## Work instructions
Say how many lines contain the word "values". Only the number should be given.

## Data for processing

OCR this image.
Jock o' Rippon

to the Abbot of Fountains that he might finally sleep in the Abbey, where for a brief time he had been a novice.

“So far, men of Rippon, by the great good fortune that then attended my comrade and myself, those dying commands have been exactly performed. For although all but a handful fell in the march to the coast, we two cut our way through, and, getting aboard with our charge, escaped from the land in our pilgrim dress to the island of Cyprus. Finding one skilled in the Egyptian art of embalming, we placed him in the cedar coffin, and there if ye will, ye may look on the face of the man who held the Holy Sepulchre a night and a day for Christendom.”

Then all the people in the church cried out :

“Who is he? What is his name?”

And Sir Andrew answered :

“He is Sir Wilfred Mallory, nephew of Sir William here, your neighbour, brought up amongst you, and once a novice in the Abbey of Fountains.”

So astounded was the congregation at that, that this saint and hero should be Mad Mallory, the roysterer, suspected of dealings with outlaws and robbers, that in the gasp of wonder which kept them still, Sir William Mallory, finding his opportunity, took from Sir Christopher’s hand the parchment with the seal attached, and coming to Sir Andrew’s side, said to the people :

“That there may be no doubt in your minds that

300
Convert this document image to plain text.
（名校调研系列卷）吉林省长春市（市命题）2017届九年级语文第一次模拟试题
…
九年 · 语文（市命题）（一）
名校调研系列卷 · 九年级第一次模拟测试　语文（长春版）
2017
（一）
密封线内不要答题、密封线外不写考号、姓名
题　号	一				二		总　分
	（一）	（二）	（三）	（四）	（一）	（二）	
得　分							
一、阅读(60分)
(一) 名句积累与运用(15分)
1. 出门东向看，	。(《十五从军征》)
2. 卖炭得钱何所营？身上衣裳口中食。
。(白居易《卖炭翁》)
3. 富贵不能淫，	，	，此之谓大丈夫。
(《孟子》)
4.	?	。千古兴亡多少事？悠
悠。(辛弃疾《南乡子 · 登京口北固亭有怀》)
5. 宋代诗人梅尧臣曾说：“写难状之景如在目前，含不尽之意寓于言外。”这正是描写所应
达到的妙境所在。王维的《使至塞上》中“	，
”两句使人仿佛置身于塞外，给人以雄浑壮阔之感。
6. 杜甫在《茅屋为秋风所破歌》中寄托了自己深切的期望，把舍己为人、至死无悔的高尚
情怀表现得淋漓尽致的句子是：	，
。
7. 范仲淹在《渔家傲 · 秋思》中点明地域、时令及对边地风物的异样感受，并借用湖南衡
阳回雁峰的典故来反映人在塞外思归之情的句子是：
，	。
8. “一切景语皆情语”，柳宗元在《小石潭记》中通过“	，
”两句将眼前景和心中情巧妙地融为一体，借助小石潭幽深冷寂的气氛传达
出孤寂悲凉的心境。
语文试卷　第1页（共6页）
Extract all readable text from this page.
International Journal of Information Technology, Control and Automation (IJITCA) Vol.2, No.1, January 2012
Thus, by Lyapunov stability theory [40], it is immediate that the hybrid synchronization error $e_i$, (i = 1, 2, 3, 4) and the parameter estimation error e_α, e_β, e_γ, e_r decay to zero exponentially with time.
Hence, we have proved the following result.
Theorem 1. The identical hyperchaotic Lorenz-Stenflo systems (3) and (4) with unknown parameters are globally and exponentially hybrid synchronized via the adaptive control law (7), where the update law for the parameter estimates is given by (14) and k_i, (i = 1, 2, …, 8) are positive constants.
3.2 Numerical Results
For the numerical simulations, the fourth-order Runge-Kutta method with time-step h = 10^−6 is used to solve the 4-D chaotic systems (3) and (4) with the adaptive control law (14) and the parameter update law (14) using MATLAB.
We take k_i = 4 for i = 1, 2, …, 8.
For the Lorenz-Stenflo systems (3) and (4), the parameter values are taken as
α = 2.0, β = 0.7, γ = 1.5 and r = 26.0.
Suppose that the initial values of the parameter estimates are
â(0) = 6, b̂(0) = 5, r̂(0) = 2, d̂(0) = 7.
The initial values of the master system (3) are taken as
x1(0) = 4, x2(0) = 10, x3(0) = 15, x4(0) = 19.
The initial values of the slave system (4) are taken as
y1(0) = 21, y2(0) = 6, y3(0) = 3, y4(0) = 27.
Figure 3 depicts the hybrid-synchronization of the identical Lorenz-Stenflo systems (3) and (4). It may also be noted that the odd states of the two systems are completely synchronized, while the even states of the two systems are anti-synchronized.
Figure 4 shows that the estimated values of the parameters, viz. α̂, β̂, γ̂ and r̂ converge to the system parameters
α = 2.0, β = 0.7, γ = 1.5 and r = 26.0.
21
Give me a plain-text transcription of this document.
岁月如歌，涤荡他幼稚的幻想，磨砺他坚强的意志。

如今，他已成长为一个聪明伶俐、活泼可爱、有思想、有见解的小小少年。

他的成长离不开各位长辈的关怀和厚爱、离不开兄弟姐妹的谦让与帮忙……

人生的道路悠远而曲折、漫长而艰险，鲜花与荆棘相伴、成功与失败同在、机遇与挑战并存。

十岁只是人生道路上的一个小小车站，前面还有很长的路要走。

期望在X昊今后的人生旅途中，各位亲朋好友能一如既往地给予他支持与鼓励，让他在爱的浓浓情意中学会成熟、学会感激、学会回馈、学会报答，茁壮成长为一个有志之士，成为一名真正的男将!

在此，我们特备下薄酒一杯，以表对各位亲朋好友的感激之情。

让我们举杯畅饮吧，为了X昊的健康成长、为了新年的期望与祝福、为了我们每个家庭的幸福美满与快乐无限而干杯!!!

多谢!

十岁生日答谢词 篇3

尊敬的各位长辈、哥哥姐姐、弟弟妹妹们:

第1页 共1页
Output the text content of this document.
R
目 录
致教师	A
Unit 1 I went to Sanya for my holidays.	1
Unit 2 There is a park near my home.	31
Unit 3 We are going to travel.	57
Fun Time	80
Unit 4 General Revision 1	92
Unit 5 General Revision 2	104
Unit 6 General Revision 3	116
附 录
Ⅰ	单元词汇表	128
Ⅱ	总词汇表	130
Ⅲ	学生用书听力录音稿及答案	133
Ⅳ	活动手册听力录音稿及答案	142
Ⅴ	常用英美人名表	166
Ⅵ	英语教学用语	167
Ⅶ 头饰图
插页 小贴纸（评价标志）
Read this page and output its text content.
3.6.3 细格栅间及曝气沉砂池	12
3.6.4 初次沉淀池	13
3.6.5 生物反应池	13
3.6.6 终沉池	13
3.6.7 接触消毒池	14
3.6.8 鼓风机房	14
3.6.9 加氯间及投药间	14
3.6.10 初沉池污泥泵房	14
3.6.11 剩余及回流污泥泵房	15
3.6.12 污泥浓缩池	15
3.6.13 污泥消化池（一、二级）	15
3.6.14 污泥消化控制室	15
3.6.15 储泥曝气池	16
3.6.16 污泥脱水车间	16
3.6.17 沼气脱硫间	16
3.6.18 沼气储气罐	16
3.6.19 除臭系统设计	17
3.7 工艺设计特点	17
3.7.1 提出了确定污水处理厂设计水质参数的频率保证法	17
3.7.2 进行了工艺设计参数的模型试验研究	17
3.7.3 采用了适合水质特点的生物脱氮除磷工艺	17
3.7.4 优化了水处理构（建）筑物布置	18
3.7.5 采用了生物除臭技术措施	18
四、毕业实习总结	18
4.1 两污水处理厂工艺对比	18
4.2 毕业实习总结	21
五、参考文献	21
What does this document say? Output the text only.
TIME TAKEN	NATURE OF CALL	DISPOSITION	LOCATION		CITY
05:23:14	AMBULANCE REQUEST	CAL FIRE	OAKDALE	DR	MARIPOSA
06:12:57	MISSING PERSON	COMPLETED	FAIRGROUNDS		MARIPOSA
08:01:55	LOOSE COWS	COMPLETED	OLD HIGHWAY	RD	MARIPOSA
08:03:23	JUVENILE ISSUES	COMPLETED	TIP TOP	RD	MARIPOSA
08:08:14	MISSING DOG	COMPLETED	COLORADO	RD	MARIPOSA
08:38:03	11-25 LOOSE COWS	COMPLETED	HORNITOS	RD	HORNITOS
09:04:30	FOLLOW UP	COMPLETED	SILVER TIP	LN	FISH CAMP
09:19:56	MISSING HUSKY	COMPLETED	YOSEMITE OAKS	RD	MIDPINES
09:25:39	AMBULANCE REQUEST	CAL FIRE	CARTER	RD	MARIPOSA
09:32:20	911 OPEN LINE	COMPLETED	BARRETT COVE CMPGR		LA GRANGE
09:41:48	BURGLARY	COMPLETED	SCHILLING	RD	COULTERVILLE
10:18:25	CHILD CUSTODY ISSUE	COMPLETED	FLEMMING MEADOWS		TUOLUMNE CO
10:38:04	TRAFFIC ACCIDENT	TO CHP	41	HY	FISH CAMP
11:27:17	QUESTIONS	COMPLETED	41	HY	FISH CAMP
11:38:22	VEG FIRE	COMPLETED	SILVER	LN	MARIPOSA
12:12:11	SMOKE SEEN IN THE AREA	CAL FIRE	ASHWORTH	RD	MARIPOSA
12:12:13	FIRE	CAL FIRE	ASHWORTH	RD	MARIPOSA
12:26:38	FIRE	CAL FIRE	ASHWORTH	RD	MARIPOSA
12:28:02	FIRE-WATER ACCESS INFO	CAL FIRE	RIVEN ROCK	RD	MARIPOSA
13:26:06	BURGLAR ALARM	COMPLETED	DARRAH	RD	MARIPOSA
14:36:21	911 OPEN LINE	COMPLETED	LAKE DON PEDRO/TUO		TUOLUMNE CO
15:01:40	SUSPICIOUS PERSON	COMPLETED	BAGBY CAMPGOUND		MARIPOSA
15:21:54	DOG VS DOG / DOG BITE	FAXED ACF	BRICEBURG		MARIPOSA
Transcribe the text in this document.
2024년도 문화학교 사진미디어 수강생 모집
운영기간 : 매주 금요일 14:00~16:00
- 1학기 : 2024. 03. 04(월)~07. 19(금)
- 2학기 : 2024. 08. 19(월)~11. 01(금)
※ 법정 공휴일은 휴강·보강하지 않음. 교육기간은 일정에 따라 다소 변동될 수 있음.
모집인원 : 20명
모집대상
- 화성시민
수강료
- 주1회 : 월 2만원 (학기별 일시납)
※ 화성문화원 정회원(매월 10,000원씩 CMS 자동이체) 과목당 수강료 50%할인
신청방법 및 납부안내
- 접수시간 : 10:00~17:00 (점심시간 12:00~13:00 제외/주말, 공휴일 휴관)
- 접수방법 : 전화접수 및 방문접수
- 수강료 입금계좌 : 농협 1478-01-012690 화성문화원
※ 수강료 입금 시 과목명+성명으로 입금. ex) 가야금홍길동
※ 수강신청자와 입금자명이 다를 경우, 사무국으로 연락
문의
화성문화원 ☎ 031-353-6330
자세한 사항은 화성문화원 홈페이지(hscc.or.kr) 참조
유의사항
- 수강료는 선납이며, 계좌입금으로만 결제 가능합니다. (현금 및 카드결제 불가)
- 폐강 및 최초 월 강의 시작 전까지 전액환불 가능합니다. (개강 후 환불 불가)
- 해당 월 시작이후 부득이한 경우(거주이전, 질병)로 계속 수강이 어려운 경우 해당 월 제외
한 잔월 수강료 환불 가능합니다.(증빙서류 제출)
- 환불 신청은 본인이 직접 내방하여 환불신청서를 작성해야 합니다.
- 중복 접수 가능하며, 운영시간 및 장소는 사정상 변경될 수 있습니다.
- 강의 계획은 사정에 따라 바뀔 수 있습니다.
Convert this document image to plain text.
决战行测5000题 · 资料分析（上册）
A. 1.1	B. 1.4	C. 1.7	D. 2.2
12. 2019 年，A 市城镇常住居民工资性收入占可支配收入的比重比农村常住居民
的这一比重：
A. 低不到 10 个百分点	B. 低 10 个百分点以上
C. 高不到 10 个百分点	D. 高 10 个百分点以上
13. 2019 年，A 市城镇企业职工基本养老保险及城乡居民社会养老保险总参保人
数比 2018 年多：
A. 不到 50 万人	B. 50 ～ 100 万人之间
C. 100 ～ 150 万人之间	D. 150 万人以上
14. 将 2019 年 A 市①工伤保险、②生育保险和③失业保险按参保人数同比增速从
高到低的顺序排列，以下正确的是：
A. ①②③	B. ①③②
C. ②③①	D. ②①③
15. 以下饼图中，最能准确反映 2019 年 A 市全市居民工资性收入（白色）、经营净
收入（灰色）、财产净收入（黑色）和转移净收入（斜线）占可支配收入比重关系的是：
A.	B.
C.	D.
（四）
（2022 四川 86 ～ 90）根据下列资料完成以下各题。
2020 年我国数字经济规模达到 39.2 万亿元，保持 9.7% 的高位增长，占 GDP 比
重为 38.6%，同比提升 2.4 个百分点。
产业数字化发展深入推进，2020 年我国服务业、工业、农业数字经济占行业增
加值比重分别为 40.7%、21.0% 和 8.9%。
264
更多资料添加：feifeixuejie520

## Result for this task
5